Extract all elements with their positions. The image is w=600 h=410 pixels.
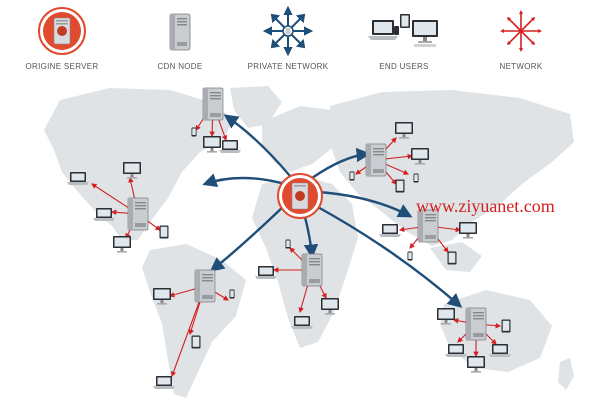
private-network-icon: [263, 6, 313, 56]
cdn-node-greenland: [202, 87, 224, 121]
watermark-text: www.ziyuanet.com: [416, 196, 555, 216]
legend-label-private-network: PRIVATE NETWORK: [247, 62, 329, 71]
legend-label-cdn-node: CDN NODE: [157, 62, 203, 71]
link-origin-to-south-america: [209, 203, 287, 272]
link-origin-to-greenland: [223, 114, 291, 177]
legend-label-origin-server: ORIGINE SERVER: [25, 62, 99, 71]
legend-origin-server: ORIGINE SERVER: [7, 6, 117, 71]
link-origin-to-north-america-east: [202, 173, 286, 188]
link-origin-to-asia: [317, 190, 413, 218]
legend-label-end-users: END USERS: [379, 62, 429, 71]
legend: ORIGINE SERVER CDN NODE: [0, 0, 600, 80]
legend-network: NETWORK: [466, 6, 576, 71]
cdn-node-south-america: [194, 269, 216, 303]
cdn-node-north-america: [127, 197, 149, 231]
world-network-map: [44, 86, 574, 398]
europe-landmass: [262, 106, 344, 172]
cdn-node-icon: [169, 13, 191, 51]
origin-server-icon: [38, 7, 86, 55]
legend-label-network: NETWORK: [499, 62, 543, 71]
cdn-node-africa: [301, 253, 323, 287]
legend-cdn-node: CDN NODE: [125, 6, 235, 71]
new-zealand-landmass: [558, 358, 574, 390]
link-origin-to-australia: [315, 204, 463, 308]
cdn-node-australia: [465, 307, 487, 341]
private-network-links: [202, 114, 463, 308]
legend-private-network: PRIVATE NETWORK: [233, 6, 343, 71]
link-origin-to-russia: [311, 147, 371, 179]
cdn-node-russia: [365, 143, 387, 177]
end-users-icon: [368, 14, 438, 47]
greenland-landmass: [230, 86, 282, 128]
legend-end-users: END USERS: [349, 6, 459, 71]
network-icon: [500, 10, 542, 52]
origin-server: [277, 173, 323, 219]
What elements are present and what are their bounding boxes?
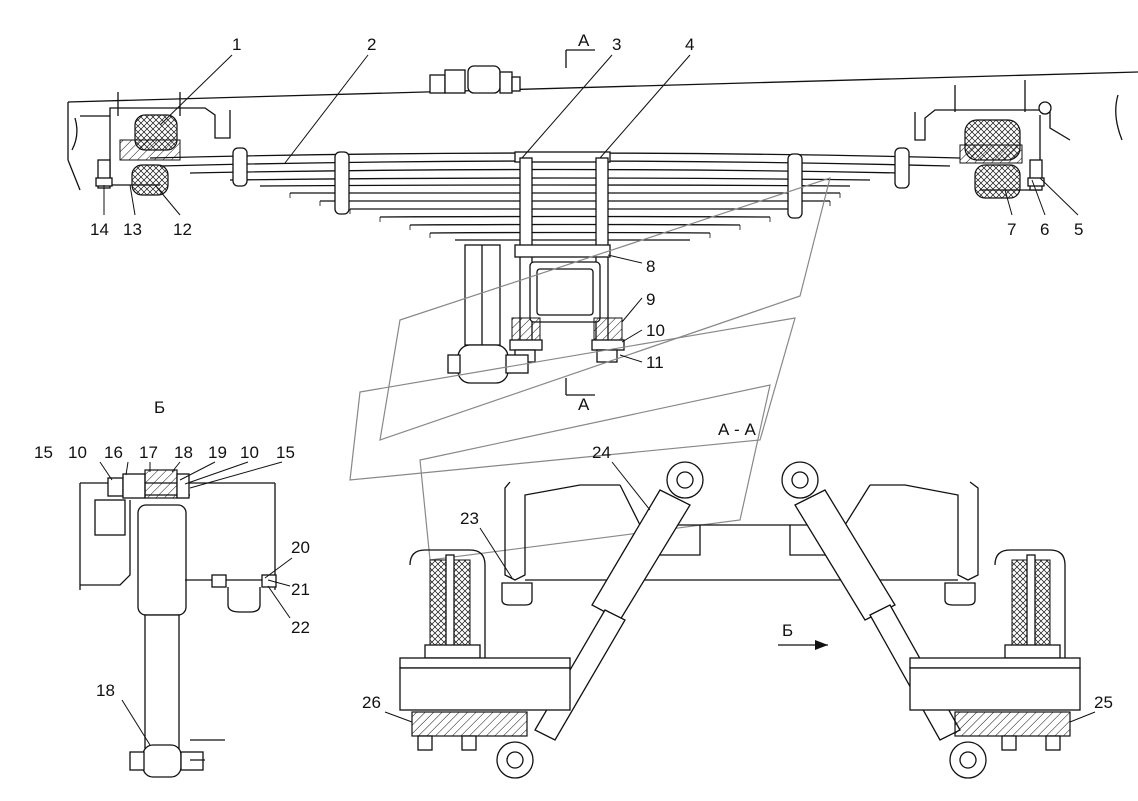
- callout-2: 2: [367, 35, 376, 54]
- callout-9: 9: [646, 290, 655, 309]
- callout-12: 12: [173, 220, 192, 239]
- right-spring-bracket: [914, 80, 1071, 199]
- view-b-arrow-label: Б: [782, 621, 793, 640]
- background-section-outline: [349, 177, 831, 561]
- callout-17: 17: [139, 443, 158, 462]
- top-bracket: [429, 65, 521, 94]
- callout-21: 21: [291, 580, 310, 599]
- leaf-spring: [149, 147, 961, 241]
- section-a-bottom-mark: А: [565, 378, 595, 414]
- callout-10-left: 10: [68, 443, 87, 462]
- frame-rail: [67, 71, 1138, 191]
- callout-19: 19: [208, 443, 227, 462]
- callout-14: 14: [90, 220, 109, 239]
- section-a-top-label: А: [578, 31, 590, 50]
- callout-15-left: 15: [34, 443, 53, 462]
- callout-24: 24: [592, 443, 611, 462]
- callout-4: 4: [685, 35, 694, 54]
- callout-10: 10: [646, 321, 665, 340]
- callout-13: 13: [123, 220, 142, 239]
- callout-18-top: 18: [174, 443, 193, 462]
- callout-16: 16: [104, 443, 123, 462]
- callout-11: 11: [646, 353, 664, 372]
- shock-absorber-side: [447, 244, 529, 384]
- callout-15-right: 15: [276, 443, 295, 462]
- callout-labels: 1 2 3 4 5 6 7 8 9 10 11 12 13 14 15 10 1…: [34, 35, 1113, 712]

· · · · ·

Goal »
Echo the data from the line with "- callout-2: 2: [367, 35, 376, 54]" up to and including the line with "- callout-15-right: 15: [276, 443, 295, 462]".

Result of this exercise »
- callout-2: 2: [367, 35, 376, 54]
- callout-9: 9: [646, 290, 655, 309]
- callout-12: 12: [173, 220, 192, 239]
- right-spring-bracket: [914, 80, 1071, 199]
- view-b-arrow-label: Б: [782, 621, 793, 640]
- background-section-outline: [349, 177, 831, 561]
- callout-17: 17: [139, 443, 158, 462]
- top-bracket: [429, 65, 521, 94]
- callout-21: 21: [291, 580, 310, 599]
- leaf-spring: [149, 147, 961, 241]
- section-a-bottom-mark: А: [565, 378, 595, 414]
- callout-10-left: 10: [68, 443, 87, 462]
- frame-rail: [67, 71, 1138, 191]
- callout-19: 19: [208, 443, 227, 462]
- callout-14: 14: [90, 220, 109, 239]
- section-a-top-label: А: [578, 31, 590, 50]
- callout-15-left: 15: [34, 443, 53, 462]
- callout-24: 24: [592, 443, 611, 462]
- callout-4: 4: [685, 35, 694, 54]
- callout-10: 10: [646, 321, 665, 340]
- callout-13: 13: [123, 220, 142, 239]
- callout-18-top: 18: [174, 443, 193, 462]
- callout-16: 16: [104, 443, 123, 462]
- callout-11: 11: [646, 353, 664, 372]
- shock-absorber-side: [447, 244, 529, 384]
- callout-15-right: 15: [276, 443, 295, 462]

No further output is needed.